EXERCISE TASK: Quote every line as written. Omit pictures.

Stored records
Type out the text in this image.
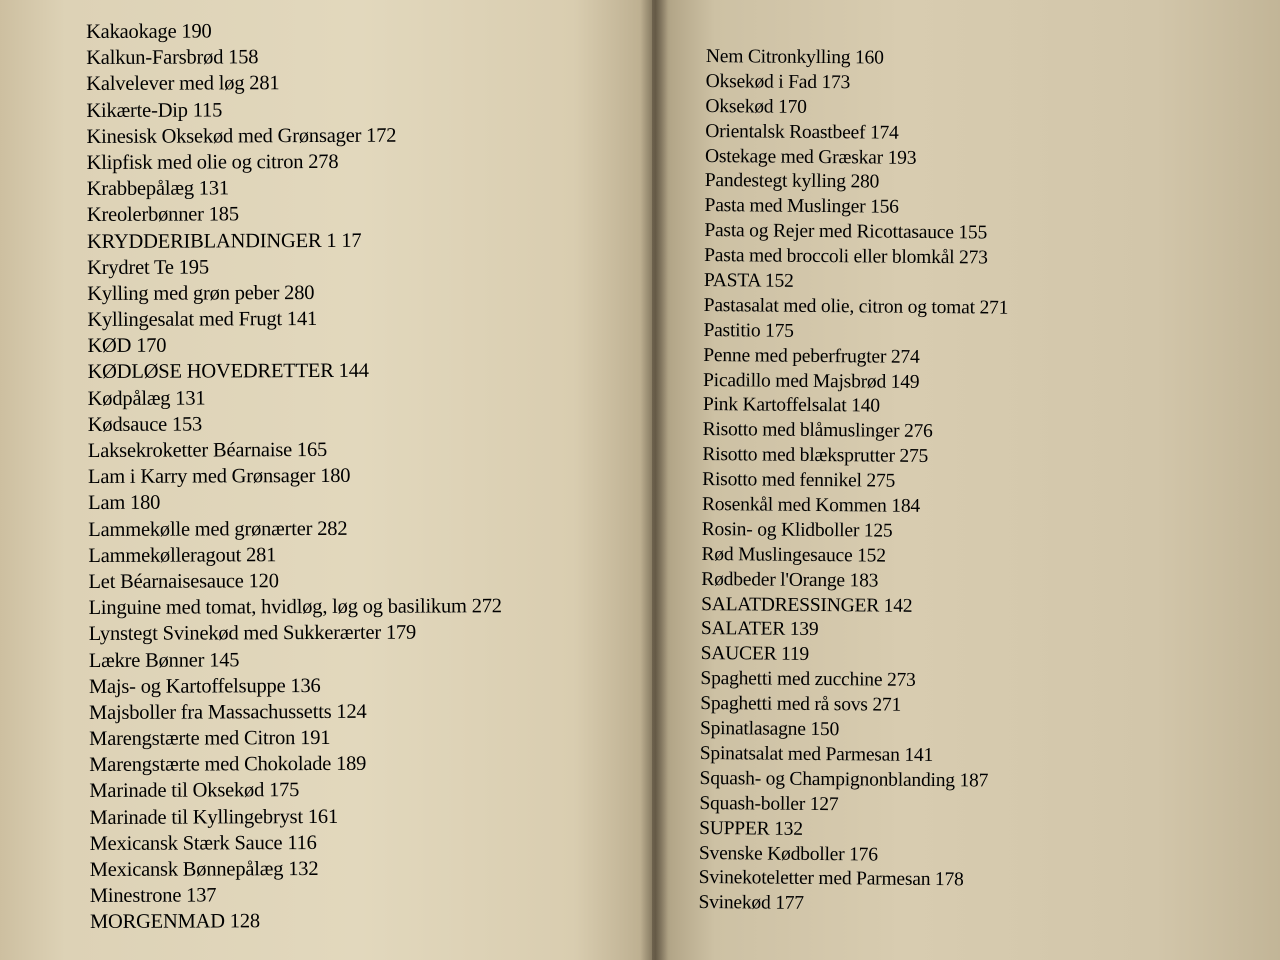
Kakaokage 190
Kalkun-Farsbrød 158
Kalvelever med løg 281
Kikærte-Dip 115
Kinesisk Oksekød med Grønsager 172
Klipfisk med olie og citron 278
Krabbepålæg 131
Kreolerbønner 185
KRYDDERIBLANDINGER 1 17
Krydret Te 195
Kylling med grøn peber 280
Kyllingesalat med Frugt 141
KØD 170
KØDLØSE HOVEDRETTER 144
Kødpålæg 131
Kødsauce 153
Laksekroketter Béarnaise 165
Lam i Karry med Grønsager 180
Lam 180
Lammekølle med grønærter 282
Lammekølleragout 281
Let Béarnaisesauce 120
Linguine med tomat, hvidløg, løg og basilikum 272
Lynstegt Svinekød med Sukkerærter 179
Lækre Bønner 145
Majs- og Kartoffelsuppe 136
Majsboller fra Massachussetts 124
Marengstærte med Citron 191
Marengstærte med Chokolade 189
Marinade til Oksekød 175
Marinade til Kyllingebryst 161
Mexicansk Stærk Sauce 116
Mexicansk Bønnepålæg 132
Minestrone 137
MORGENMAD 128
Nem Citronkylling 160
Oksekød i Fad 173
Oksekød 170
Orientalsk Roastbeef 174
Ostekage med Græskar 193
Pandestegt kylling 280
Pasta med Muslinger 156
Pasta og Rejer med Ricottasauce 155
Pasta med broccoli eller blomkål 273
PASTA 152
Pastasalat med olie, citron og tomat 271
Pastitio 175
Penne med peberfrugter 274
Picadillo med Majsbrød 149
Pink Kartoffelsalat 140
Risotto med blåmuslinger 276
Risotto med blæksprutter 275
Risotto med fennikel 275
Rosenkål med Kommen 184
Rosin- og Klidboller 125
Rød Muslingesauce 152
Rødbeder l'Orange 183
SALATDRESSINGER 142
SALATER 139
SAUCER 119
Spaghetti med zucchine 273
Spaghetti med rå sovs 271
Spinatlasagne 150
Spinatsalat med Parmesan 141
Squash- og Champignonblanding 187
Squash-boller 127
SUPPER 132
Svenske Kødboller 176
Svinekoteletter med Parmesan 178
Svinekød 177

FINAL RESULT:
Type out the text in this image.
Kakaokage 190
Kalkun-Farsbrød 158
Kalvelever med løg 281
Kikærte-Dip 115
Kinesisk Oksekød med Grønsager 172
Klipfisk med olie og citron 278
Krabbepålæg 131
Kreolerbønner 185
KRYDDERIBLANDINGER 1 17
Krydret Te 195
Kylling med grøn peber 280
Kyllingesalat med Frugt 141
KØD 170
KØDLØSE HOVEDRETTER 144
Kødpålæg 131
Kødsauce 153
Laksekroketter Béarnaise 165
Lam i Karry med Grønsager 180
Lam 180
Lammekølle med grønærter 282
Lammekølleragout 281
Let Béarnaisesauce 120
Linguine med tomat, hvidløg, løg og basilikum 272
Lynstegt Svinekød med Sukkerærter 179
Lækre Bønner 145
Majs- og Kartoffelsuppe 136
Majsboller fra Massachussetts 124
Marengstærte med Citron 191
Marengstærte med Chokolade 189
Marinade til Oksekød 175
Marinade til Kyllingebryst 161
Mexicansk Stærk Sauce 116
Mexicansk Bønnepålæg 132
Minestrone 137
MORGENMAD 128
Nem Citronkylling 160
Oksekød i Fad 173
Oksekød 170
Orientalsk Roastbeef 174
Ostekage med Græskar 193
Pandestegt kylling 280
Pasta med Muslinger 156
Pasta og Rejer med Ricottasauce 155
Pasta med broccoli eller blomkål 273
PASTA 152
Pastasalat med olie, citron og tomat 271
Pastitio 175
Penne med peberfrugter 274
Picadillo med Majsbrød 149
Pink Kartoffelsalat 140
Risotto med blåmuslinger 276
Risotto med blæksprutter 275
Risotto med fennikel 275
Rosenkål med Kommen 184
Rosin- og Klidboller 125
Rød Muslingesauce 152
Rødbeder l'Orange 183
SALATDRESSINGER 142
SALATER 139
SAUCER 119
Spaghetti med zucchine 273
Spaghetti med rå sovs 271
Spinatlasagne 150
Spinatsalat med Parmesan 141
Squash- og Champignonblanding 187
Squash-boller 127
SUPPER 132
Svenske Kødboller 176
Svinekoteletter med Parmesan 178
Svinekød 177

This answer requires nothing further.